Aim of the exercise:
Please print the data again exactly as given.

Data:
▼
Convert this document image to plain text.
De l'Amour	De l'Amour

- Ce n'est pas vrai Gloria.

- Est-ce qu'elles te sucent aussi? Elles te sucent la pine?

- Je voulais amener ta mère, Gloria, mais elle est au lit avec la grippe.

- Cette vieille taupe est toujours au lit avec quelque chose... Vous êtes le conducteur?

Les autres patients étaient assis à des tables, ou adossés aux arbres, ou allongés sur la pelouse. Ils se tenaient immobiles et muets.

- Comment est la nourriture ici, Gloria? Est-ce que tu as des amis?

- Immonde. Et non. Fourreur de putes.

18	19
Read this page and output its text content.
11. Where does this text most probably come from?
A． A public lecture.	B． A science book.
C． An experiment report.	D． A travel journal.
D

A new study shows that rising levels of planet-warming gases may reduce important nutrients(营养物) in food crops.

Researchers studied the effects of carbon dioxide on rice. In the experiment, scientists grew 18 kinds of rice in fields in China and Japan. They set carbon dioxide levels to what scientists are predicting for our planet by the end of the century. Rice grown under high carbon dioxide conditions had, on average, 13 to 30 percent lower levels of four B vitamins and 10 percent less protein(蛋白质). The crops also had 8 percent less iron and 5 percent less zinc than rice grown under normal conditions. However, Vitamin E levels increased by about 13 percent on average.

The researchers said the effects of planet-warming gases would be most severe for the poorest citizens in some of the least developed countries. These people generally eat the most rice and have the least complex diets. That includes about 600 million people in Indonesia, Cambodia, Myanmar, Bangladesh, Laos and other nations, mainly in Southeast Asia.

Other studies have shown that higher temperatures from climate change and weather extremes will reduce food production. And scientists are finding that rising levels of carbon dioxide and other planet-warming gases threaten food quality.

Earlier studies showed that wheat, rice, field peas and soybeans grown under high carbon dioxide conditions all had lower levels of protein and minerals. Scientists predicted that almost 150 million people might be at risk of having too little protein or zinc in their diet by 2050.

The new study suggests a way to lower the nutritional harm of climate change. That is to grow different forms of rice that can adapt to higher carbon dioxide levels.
▲
Exercise result:
Convert this document image to plain text.
De l'Amour	De l'Amour

- Ce n'est pas vrai Gloria.

- Est-ce qu'elles te sucent aussi? Elles te sucent la pine?

- Je voulais amener ta mère, Gloria, mais elle est au lit avec la grippe.

- Cette vieille taupe est toujours au lit avec quelque chose... Vous êtes le conducteur?

Les autres patients étaient assis à des tables, ou adossés aux arbres, ou allongés sur la pelouse. Ils se tenaient immobiles et muets.

- Comment est la nourriture ici, Gloria? Est-ce que tu as des amis?

- Immonde. Et non. Fourreur de putes.

18	19
Read this page and output its text content.
11. Where does this text most probably come from?
A． A public lecture.	B． A science book.
C． An experiment report.	D． A travel journal.
D

A new study shows that rising levels of planet-warming gases may reduce important nutrients(营养物) in food crops.

Researchers studied the effects of carbon dioxide on rice. In the experiment, scientists grew 18 kinds of rice in fields in China and Japan. They set carbon dioxide levels to what scientists are predicting for our planet by the end of the century. Rice grown under high carbon dioxide conditions had, on average, 13 to 30 percent lower levels of four B vitamins and 10 percent less protein(蛋白质). The crops also had 8 percent less iron and 5 percent less zinc than rice grown under normal conditions. However, Vitamin E levels increased by about 13 percent on average.

The researchers said the effects of planet-warming gases would be most severe for the poorest citizens in some of the least developed countries. These people generally eat the most rice and have the least complex diets. That includes about 600 million people in Indonesia, Cambodia, Myanmar, Bangladesh, Laos and other nations, mainly in Southeast Asia.

Other studies have shown that higher temperatures from climate change and weather extremes will reduce food production. And scientists are finding that rising levels of carbon dioxide and other planet-warming gases threaten food quality.

Earlier studies showed that wheat, rice, field peas and soybeans grown under high carbon dioxide conditions all had lower levels of protein and minerals. Scientists predicted that almost 150 million people might be at risk of having too little protein or zinc in their diet by 2050.

The new study suggests a way to lower the nutritional harm of climate change. That is to grow different forms of rice that can adapt to higher carbon dioxide levels.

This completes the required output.